> [STATED GOAL] Make an exact copy of the lines below.

> [RECORDS FOR PROCESSING]
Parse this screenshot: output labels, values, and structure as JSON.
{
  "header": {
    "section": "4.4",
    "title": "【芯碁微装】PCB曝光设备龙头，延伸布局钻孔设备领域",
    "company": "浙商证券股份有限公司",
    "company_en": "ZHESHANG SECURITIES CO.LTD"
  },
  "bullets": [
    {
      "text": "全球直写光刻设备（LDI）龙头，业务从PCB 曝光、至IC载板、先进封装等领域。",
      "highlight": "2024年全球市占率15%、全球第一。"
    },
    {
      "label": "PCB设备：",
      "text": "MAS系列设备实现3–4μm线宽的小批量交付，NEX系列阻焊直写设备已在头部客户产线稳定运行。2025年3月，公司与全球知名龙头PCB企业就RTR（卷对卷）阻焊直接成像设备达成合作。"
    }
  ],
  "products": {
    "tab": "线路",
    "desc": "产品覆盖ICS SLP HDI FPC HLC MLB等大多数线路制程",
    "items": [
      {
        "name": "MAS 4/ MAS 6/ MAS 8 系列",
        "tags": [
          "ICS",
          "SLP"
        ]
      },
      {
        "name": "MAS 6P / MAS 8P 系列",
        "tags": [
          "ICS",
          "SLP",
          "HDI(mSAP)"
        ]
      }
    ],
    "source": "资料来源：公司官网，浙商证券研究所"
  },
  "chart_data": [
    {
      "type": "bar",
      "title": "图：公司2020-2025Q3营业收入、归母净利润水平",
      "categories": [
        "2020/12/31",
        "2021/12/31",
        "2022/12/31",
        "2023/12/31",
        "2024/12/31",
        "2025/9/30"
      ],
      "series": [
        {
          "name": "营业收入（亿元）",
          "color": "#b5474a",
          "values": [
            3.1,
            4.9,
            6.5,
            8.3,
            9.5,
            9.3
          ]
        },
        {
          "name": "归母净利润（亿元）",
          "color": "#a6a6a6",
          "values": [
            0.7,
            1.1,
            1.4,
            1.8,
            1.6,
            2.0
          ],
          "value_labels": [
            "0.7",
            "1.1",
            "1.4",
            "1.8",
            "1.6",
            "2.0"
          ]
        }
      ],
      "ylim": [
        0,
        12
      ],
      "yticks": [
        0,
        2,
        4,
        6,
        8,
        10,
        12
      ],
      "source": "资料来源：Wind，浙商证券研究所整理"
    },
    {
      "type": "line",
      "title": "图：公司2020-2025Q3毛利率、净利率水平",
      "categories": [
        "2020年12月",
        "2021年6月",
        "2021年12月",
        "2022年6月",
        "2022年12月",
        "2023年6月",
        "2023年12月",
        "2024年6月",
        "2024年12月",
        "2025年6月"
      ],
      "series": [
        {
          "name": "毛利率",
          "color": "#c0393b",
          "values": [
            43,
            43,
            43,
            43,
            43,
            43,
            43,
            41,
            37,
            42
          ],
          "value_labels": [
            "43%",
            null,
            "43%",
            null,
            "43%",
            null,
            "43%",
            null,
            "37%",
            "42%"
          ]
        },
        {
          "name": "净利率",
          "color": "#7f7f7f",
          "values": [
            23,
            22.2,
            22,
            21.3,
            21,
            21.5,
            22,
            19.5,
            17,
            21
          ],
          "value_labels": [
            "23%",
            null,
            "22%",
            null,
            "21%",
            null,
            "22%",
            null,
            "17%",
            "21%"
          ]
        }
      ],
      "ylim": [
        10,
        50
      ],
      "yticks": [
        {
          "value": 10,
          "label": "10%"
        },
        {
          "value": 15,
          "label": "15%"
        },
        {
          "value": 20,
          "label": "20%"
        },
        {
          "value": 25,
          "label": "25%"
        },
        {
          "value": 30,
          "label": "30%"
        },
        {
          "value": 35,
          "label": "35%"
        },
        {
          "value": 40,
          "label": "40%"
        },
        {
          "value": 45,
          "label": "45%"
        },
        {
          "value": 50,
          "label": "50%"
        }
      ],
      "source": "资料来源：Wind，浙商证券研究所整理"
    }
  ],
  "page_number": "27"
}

> [EXPECTED OUTPUT]
Parse this screenshot: output labels, values, and structure as JSON.
{
  "header": {
    "section": "4.4",
    "title": "【芯碁微装】PCB曝光设备龙头，延伸布局钻孔设备领域",
    "company": "浙商证券股份有限公司",
    "company_en": "ZHESHANG SECURITIES CO.LTD"
  },
  "bullets": [
    {
      "text": "全球直写光刻设备（LDI）龙头，业务从PCB 曝光、至IC载板、先进封装等领域。",
      "highlight": "2024年全球市占率15%、全球第一。"
    },
    {
      "label": "PCB设备：",
      "text": "MAS系列设备实现3–4μm线宽的小批量交付，NEX系列阻焊直写设备已在头部客户产线稳定运行。2025年3月，公司与全球知名龙头PCB企业就RTR（卷对卷）阻焊直接成像设备达成合作。"
    }
  ],
  "products": {
    "tab": "线路",
    "desc": "产品覆盖ICS SLP HDI FPC HLC MLB等大多数线路制程",
    "items": [
      {
        "name": "MAS 4/ MAS 6/ MAS 8 系列",
        "tags": [
          "ICS",
          "SLP"
        ]
      },
      {
        "name": "MAS 6P / MAS 8P 系列",
        "tags": [
          "ICS",
          "SLP",
          "HDI(mSAP)"
        ]
      }
    ],
    "source": "资料来源：公司官网，浙商证券研究所"
  },
  "chart_data": [
    {
      "type": "bar",
      "title": "图：公司2020-2025Q3营业收入、归母净利润水平",
      "categories": [
        "2020/12/31",
        "2021/12/31",
        "2022/12/31",
        "2023/12/31",
        "2024/12/31",
        "2025/9/30"
      ],
      "series": [
        {
          "name": "营业收入（亿元）",
          "color": "#b5474a",
          "values": [
            3.1,
            4.9,
            6.5,
            8.3,
            9.5,
            9.3
          ]
        },
        {
          "name": "归母净利润（亿元）",
          "color": "#a6a6a6",
          "values": [
            0.7,
            1.1,
            1.4,
            1.8,
            1.6,
            2.0
          ],
          "value_labels": [
            "0.7",
            "1.1",
            "1.4",
            "1.8",
            "1.6",
            "2.0"
          ]
        }
      ],
      "ylim": [
        0,
        12
      ],
      "yticks": [
        0,
        2,
        4,
        6,
        8,
        10,
        12
      ],
      "source": "资料来源：Wind，浙商证券研究所整理"
    },
    {
      "type": "line",
      "title": "图：公司2020-2025Q3毛利率、净利率水平",
      "categories": [
        "2020年12月",
        "2021年6月",
        "2021年12月",
        "2022年6月",
        "2022年12月",
        "2023年6月",
        "2023年12月",
        "2024年6月",
        "2024年12月",
        "2025年6月"
      ],
      "series": [
        {
          "name": "毛利率",
          "color": "#c0393b",
          "values": [
            43,
            43,
            43,
            43,
            43,
            43,
            43,
            41,
            37,
            42
          ],
          "value_labels": [
            "43%",
            null,
            "43%",
            null,
            "43%",
            null,
            "43%",
            null,
            "37%",
            "42%"
          ]
        },
        {
          "name": "净利率",
          "color": "#7f7f7f",
          "values": [
            23,
            22.2,
            22,
            21.3,
            21,
            21.5,
            22,
            19.5,
            17,
            21
          ],
          "value_labels": [
            "23%",
            null,
            "22%",
            null,
            "21%",
            null,
            "22%",
            null,
            "17%",
            "21%"
          ]
        }
      ],
      "ylim": [
        10,
        50
      ],
      "yticks": [
        {
          "value": 10,
          "label": "10%"
        },
        {
          "value": 15,
          "label": "15%"
        },
        {
          "value": 20,
          "label": "20%"
        },
        {
          "value": 25,
          "label": "25%"
        },
        {
          "value": 30,
          "label": "30%"
        },
        {
          "value": 35,
          "label": "35%"
        },
        {
          "value": 40,
          "label": "40%"
        },
        {
          "value": 45,
          "label": "45%"
        },
        {
          "value": 50,
          "label": "50%"
        }
      ],
      "source": "资料来源：Wind，浙商证券研究所整理"
    }
  ],
  "page_number": "27"
}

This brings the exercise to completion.